→ **EXERCISE GOAL**
Output the lines from the one containing "svg-text:PUSH_BUTTON: PUSH_BUTTON xyxy=(69,318,73,340)" up to and including the one containing "svg-text:RT3PL_N1: RT3PL_N1 xyxy=(141,242,154,245)" as a JSON list of strings, one string per line. Include only those lines from the items and leave out any blank lines.

→ **MATERIAL PROVIDED**

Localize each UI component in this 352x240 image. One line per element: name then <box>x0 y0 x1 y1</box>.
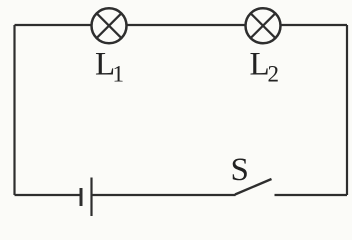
wire bottom left segment <box>15 194 81 196</box>
wire left vertical <box>13 25 15 195</box>
svg-text:1: 1 <box>113 62 125 87</box>
switch S arm <box>235 179 272 195</box>
wire battery-to-switch segment <box>92 194 236 196</box>
battery positive plate (long) <box>90 178 92 217</box>
battery negative plate (short) <box>80 188 83 206</box>
lamp L2 <box>246 8 281 43</box>
wire bottom right segment <box>275 194 348 196</box>
wire right vertical <box>346 25 348 195</box>
svg-text:2: 2 <box>268 62 280 87</box>
wire top horizontal <box>15 24 348 26</box>
svg-text:S: S <box>231 152 249 188</box>
lamp L1 <box>92 8 127 43</box>
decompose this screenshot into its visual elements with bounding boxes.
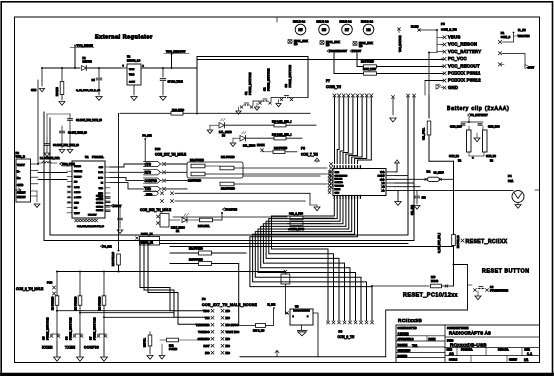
svg-text:PUSH_BUTTON: PUSH_BUTTON xyxy=(69,318,73,340)
svg-text:SH1&U: SH1&U xyxy=(17,192,26,195)
svg-text:TXD: TXD xyxy=(99,188,104,190)
svg-text:3VOUT: 3VOUT xyxy=(352,49,361,53)
svg-text:R10: R10 xyxy=(431,276,436,279)
svg-text:C6A,C6B,C6C,C6D /TU_/O: C6A,C6B,C6C,C6D /TU_/O xyxy=(77,225,104,228)
svg-text:FUSED: FUSED xyxy=(169,348,177,351)
svg-text:CON_0_TH: CON_0_TH xyxy=(338,335,355,339)
svg-text:12022: 12022 xyxy=(398,331,410,336)
svg-text:CBUS2: CBUS2 xyxy=(96,203,104,205)
svg-text:SCALE: SCALE xyxy=(449,359,458,362)
svg-text:FSCM NO.: FSCM NO. xyxy=(461,349,473,352)
svg-text:RTS: RTS xyxy=(145,171,151,175)
svg-text:R15 FUSED: R15 FUSED xyxy=(189,259,203,262)
svg-text:HOLE 4.2: HOLE 4.2 xyxy=(361,19,373,23)
svg-text:SH1&U: SH1&U xyxy=(17,196,26,199)
svg-text:PC_VCC: PC_VCC xyxy=(448,56,467,61)
svg-text:GND: GND xyxy=(335,172,340,174)
svg-text:PUSHBUTTON: PUSHBUTTON xyxy=(490,289,508,293)
svg-text:PUSH_BUTTON: PUSH_BUTTON xyxy=(46,318,50,340)
svg-text:VCC_REGON: VCC_REGON xyxy=(448,42,477,47)
svg-text:NC //VCC: NC //VCC xyxy=(226,323,240,327)
svg-text:VC_BATTERY: VC_BATTERY xyxy=(470,113,488,117)
svg-text:TXD/RXD: TXD/RXD xyxy=(335,186,345,188)
svg-text:CLIP_B2C: CLIP_B2C xyxy=(450,126,462,129)
svg-text:RESET BUTTON: RESET BUTTON xyxy=(482,269,530,275)
svg-text:RESET_RCIIXX: RESET_RCIIXX xyxy=(466,239,508,245)
svg-text:RT3PL_N1: RT3PL_N1 xyxy=(141,242,154,245)
svg-text:R13FUSED: R13FUSED xyxy=(188,180,201,183)
svg-text:C1 100N_X7R_TALE_25: C1 100N_X7R_TALE_25 xyxy=(76,119,102,122)
svg-text:R9 PULL49: R9 PULL49 xyxy=(457,235,460,248)
svg-text:LT3009_1.8: LT3009_1.8 xyxy=(127,60,141,63)
svg-text:CONFIG: CONFIG xyxy=(335,182,343,184)
svg-text:CON_2_TH_MALE: CON_2_TH_MALE xyxy=(16,287,43,291)
svg-text:GND: GND xyxy=(74,202,79,204)
svg-text:H7: H7 xyxy=(345,28,349,32)
svg-text:R?PULL: R?PULL xyxy=(145,337,147,347)
svg-text:GND: GND xyxy=(17,183,23,187)
svg-text:CON_7_TH: CON_7_TH xyxy=(301,153,318,157)
svg-text:CLIP_B3C: CLIP_B3C xyxy=(488,126,500,129)
svg-text:CTS: CTS xyxy=(145,162,151,166)
svg-text:VOUT: VOUT xyxy=(17,163,25,167)
svg-text:DCD: DCD xyxy=(98,177,103,179)
svg-text:C7 100_TALE: C7 100_TALE xyxy=(168,81,184,84)
svg-text:VBUS: VBUS xyxy=(448,35,461,40)
svg-text:S5: S5 xyxy=(42,336,46,340)
svg-text:S3: S3 xyxy=(284,84,288,88)
svg-text:P10: P10 xyxy=(47,281,53,285)
svg-text:CON8_TH: CON8_TH xyxy=(326,85,342,89)
svg-text:1.1: 1.1 xyxy=(527,352,532,356)
svg-text:TMS/GND: TMS/GND xyxy=(196,323,211,327)
svg-text:VCC: VCC xyxy=(129,74,134,77)
svg-text:USB_B: USB_B xyxy=(16,155,25,159)
svg-text:3VOUT: 3VOUT xyxy=(113,205,122,208)
svg-text:DRAWN: DRAWN xyxy=(398,343,408,347)
svg-text:P13: P13 xyxy=(155,147,161,151)
svg-text:GLB: GLB xyxy=(31,89,36,92)
svg-text:FT232RL: FT232RL xyxy=(92,155,104,159)
svg-text:NC: NC xyxy=(74,182,78,184)
svg-text:ML/MB: ML/MB xyxy=(411,27,419,29)
svg-text:PC_/KE: PC_/KE xyxy=(143,135,152,138)
svg-text:R?PL/BEL: R?PL/BEL xyxy=(198,225,210,228)
svg-text:U1: U1 xyxy=(85,155,89,159)
svg-text:CONFIG: CONFIG xyxy=(84,346,99,350)
svg-text:VCC_BATTERY: VCC_BATTERY xyxy=(448,49,481,54)
svg-text:P20 0.27L_NKL_I: P20 0.27L_NKL_I xyxy=(272,121,292,124)
svg-text:CBUS1: CBUS1 xyxy=(96,199,104,201)
svg-text:CBUS0: CBUS0 xyxy=(96,196,104,198)
svg-text:1/1: 1/1 xyxy=(524,358,529,362)
svg-text:RCxxxxDB-USB: RCxxxxDB-USB xyxy=(450,343,487,348)
svg-text:S7: S7 xyxy=(89,336,93,340)
svg-text:S4: S4 xyxy=(490,285,494,289)
svg-text:R5 1M0: R5 1M0 xyxy=(56,87,59,96)
svg-text:P20 0.27L_NKL_I: P20 0.27L_NKL_I xyxy=(272,134,292,137)
svg-text:HOLE 4.2: HOLE 4.2 xyxy=(340,19,352,23)
svg-text:DSR: DSR xyxy=(98,172,103,174)
svg-text:CBUS4: CBUS4 xyxy=(96,209,104,212)
svg-text:PUSH_BUTTON: PUSH_BUTTON xyxy=(288,65,292,87)
svg-text:OSCO: OSCO xyxy=(74,192,81,194)
svg-text:S6: S6 xyxy=(65,336,69,340)
svg-text:D-: D- xyxy=(17,170,20,174)
svg-text:CONTRACT NO: CONTRACT NO xyxy=(398,326,417,330)
svg-text:C?_SELF: C?_SELF xyxy=(434,173,445,175)
svg-text:R4 F_1.5M: R4 F_1.5M xyxy=(363,67,376,71)
svg-text:D27 A_M9: D27 A_M9 xyxy=(253,330,265,333)
svg-text:P6: P6 xyxy=(301,147,305,151)
svg-text:R? FUSED: R? FUSED xyxy=(98,297,102,310)
svg-text:RXEN: RXEN xyxy=(335,189,341,191)
svg-text:U9: U9 xyxy=(295,305,299,309)
svg-text:GND/TX/TRD: GND/TX/TRD xyxy=(335,175,348,177)
svg-text:PCIXXX P3N12: PCIXXX P3N12 xyxy=(448,78,481,83)
svg-text:PL843: PL843 xyxy=(431,280,439,283)
svg-text:P8: P8 xyxy=(202,297,206,301)
svg-text:R21 FUSED: R21 FUSED xyxy=(190,159,204,162)
svg-text:C_4N_4BU3_/X7_/L_1D: C_4N_4BU3_/X7_/L_1D xyxy=(76,89,100,92)
svg-text:CONFIG: CONFIG xyxy=(145,179,158,183)
svg-text:VCC_REGOUT: VCC_REGOUT xyxy=(166,50,186,54)
svg-text:RESET_PC10/12xx: RESET_PC10/12xx xyxy=(403,293,458,299)
svg-text:TAL: TAL xyxy=(412,344,418,348)
svg-text:A-GND: A-GND xyxy=(74,196,82,199)
svg-text:A3: A3 xyxy=(449,352,454,356)
svg-text:USBDM: USBDM xyxy=(74,171,82,173)
svg-text:R11 FUSED: R11 FUSED xyxy=(221,156,235,159)
svg-text:VCC_REGIN: VCC_REGIN xyxy=(77,44,93,48)
svg-text:KL_KE: KL_KE xyxy=(518,30,526,32)
svg-text:GND: GND xyxy=(448,85,458,90)
svg-text:LBL_RED3: LBL_RED3 xyxy=(243,145,256,148)
svg-text:CON_3: CON_3 xyxy=(501,35,511,39)
svg-text:C2 10U_TALE_16: C2 10U_TALE_16 xyxy=(68,132,87,135)
svg-text:PUSH_BUTTON: PUSH_BUTTON xyxy=(267,69,271,91)
svg-text:PCIXXX P3N11: PCIXXX P3N11 xyxy=(448,71,481,76)
svg-text:TDO: TDO xyxy=(203,309,210,313)
svg-text:R30 PULL49: R30 PULL49 xyxy=(112,251,115,266)
svg-text:VCC_BUTTON: VCC_BUTTON xyxy=(399,35,402,52)
svg-text:C_NB_N&T_/TU_I: C_NB_N&T_/TU_I xyxy=(438,233,441,253)
svg-text:CON_2X7_TH_MALE: CON_2X7_TH_MALE xyxy=(155,153,186,157)
svg-text:Battery clip (2xAAA): Battery clip (2xAAA) xyxy=(447,106,510,112)
svg-text:CON_2X3_TH_MALE: CON_2X3_TH_MALE xyxy=(140,208,171,212)
svg-text:P7: P7 xyxy=(326,79,330,83)
svg-text:R? FUSED: R? FUSED xyxy=(74,297,78,310)
svg-text:C?L_PULL: C?L_PULL xyxy=(423,127,426,140)
svg-text:S2: S2 xyxy=(263,87,267,91)
svg-text:TEST /DC: TEST /DC xyxy=(226,330,241,334)
svg-text:TXD: TXD xyxy=(145,187,152,191)
svg-text:R? FUSED: R? FUSED xyxy=(51,297,55,310)
svg-text:DWG NO.: DWG NO. xyxy=(498,349,509,352)
svg-text:TCK/DC: TCK/DC xyxy=(198,330,210,334)
svg-text:USBDP: USBDP xyxy=(74,176,82,178)
svg-text:KC/KE: KC/KE xyxy=(257,144,265,147)
svg-text:OSCI: OSCI xyxy=(74,187,80,189)
svg-text:P4: P4 xyxy=(508,174,512,178)
svg-text:External Regulator: External Regulator xyxy=(95,35,153,41)
svg-text:RADIOCRAFTS AS: RADIOCRAFTS AS xyxy=(449,330,491,335)
svg-text:TXEN: TXEN xyxy=(65,346,76,350)
svg-text:VI 5U: VI 5U xyxy=(129,69,135,71)
svg-text:VCCIO: VCCIO xyxy=(74,166,81,168)
svg-text:TEST: TEST xyxy=(74,213,80,215)
svg-text:CLIP_B2: CLIP_B2 xyxy=(449,155,460,158)
svg-text:PUSH_BUTTON: PUSH_BUTTON xyxy=(248,73,252,95)
svg-text:CON_2X7_TH_MALE_HOUSE: CON_2X7_TH_MALE_HOUSE xyxy=(202,303,257,307)
svg-text:C19: C19 xyxy=(422,198,427,200)
svg-text:HOLE 4.2: HOLE 4.2 xyxy=(293,19,305,23)
svg-text:R14 FUSED: R14 FUSED xyxy=(189,248,203,251)
svg-text:P5: P5 xyxy=(441,22,445,26)
svg-text:P8: P8 xyxy=(339,329,343,333)
svg-text:R24 FUSED: R24 FUSED xyxy=(274,147,287,150)
svg-text:R12 FUSED: R12 FUSED xyxy=(221,188,235,191)
svg-text:CON_8_TH: CON_8_TH xyxy=(441,28,457,32)
svg-text:CBUS3: CBUS3 xyxy=(96,206,104,208)
svg-text:PC_/KE: PC_/KE xyxy=(103,246,112,249)
svg-text:C3 100N_X7R_TALE_16: C3 100N_X7R_TALE_16 xyxy=(53,144,79,147)
svg-text:H8: H8 xyxy=(366,28,370,32)
svg-text:DATE: DATE xyxy=(429,337,436,341)
svg-text:H5: H5 xyxy=(298,28,302,32)
svg-text:R2: R2 xyxy=(427,170,431,174)
svg-text:M_/KE: M_/KE xyxy=(268,304,276,307)
svg-text:R4 FUSED: R4 FUSED xyxy=(361,60,374,64)
svg-text:5VA: 5VA xyxy=(508,179,513,183)
svg-text:H6: H6 xyxy=(322,28,326,32)
svg-text:PUSH_BUTTON: PUSH_BUTTON xyxy=(93,318,97,340)
svg-text:RST: RST xyxy=(204,344,210,348)
svg-text:P31PL_N1: P31PL_N1 xyxy=(141,233,153,236)
svg-text:CTS: CTS xyxy=(99,167,104,169)
svg-text:HOLE 4.2: HOLE 4.2 xyxy=(317,19,329,23)
svg-text:CHECKED: CHECKED xyxy=(398,349,411,353)
svg-text:TDI: TDI xyxy=(205,316,210,320)
svg-text:SHEET: SHEET xyxy=(509,359,518,362)
svg-text:VDD.FTDI: VDD.FTDI xyxy=(518,34,530,38)
svg-text:S1: S1 xyxy=(244,91,248,95)
svg-text:NC: NC xyxy=(74,208,78,210)
svg-text:CLIP_B3: CLIP_B3 xyxy=(486,155,497,158)
svg-text:APPROVALS: APPROVALS xyxy=(398,337,414,341)
svg-text:BAT754: BAT754 xyxy=(83,61,93,64)
svg-text:RCIIxx3B: RCIIxx3B xyxy=(398,318,422,324)
svg-text:VCC_RECOUT: VCC_RECOUT xyxy=(448,63,480,68)
svg-text:&OUT: &OUT xyxy=(129,82,136,84)
svg-text:ISSUED: ISSUED xyxy=(398,354,408,358)
svg-text:RXEN: RXEN xyxy=(42,346,53,350)
svg-text:VCC/REGOUT: VCC/REGOUT xyxy=(329,49,347,53)
svg-text:/RS-232: /RS-232 xyxy=(335,179,343,181)
svg-text:GND: GND xyxy=(335,192,340,194)
svg-text:D+: D+ xyxy=(17,176,21,180)
svg-text:LBL_GRN3: LBL_GRN3 xyxy=(219,131,232,134)
svg-text:3V3OUT: 3V3OUT xyxy=(88,215,97,217)
svg-text:VCC/FTDI: VCC/FTDI xyxy=(225,208,237,212)
svg-text:C?R_A_PB0: C?R_A_PB0 xyxy=(289,213,304,216)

→ **EXERCISE SOLUTION**
[
  "svg-text:PUSH_BUTTON: PUSH_BUTTON xyxy=(69,318,73,340)",
  "svg-text:SH1&U: SH1&U xyxy=(17,192,26,195)",
  "svg-text:TXD: TXD xyxy=(99,188,104,190)",
  "svg-text:3VOUT: 3VOUT xyxy=(352,49,361,53)",
  "svg-text:R10: R10 xyxy=(431,276,436,279)",
  "svg-text:C6A,C6B,C6C,C6D /TU_/O: C6A,C6B,C6C,C6D /TU_/O xyxy=(77,225,104,228)",
  "svg-text:FUSED: FUSED xyxy=(169,348,177,351)",
  "svg-text:CON_0_TH: CON_0_TH xyxy=(338,335,355,339)",
  "svg-text:12022: 12022 xyxy=(398,331,410,336)",
  "svg-text:CBUS2: CBUS2 xyxy=(96,203,104,205)",
  "svg-text:SCALE: SCALE xyxy=(449,359,458,362)",
  "svg-text:FSCM NO.: FSCM NO. xyxy=(461,349,473,352)",
  "svg-text:RTS: RTS xyxy=(145,171,151,175)",
  "svg-text:R15 FUSED: R15 FUSED xyxy=(189,259,203,262)",
  "svg-text:HOLE 4.2: HOLE 4.2 xyxy=(361,19,373,23)",
  "svg-text:SH1&U: SH1&U xyxy=(17,196,26,199)",
  "svg-text:PC_VCC: PC_VCC xyxy=(448,56,467,61)",
  "svg-text:GND: GND xyxy=(335,172,340,174)",
  "svg-text:PUSHBUTTON: PUSHBUTTON xyxy=(490,289,508,293)",
  "svg-text:PUSH_BUTTON: PUSH_BUTTON xyxy=(46,318,50,340)",
  "svg-text:VCC_REGON: VCC_REGON xyxy=(448,42,477,47)",
  "svg-text:NC //VCC: NC //VCC xyxy=(226,323,240,327)",
  "svg-text:VC_BATTERY: VC_BATTERY xyxy=(470,113,488,117)",
  "svg-text:TXD/RXD: TXD/RXD xyxy=(335,186,345,188)",
  "svg-text:CLIP_B2C: CLIP_B2C xyxy=(450,126,462,129)",
  "svg-text:RESET BUTTON: RESET BUTTON xyxy=(482,269,530,275)",
  "svg-text:RESET_RCIIXX: RESET_RCIIXX xyxy=(466,239,508,245)",
  "svg-text:RT3PL_N1: RT3PL_N1 xyxy=(141,242,154,245)"
]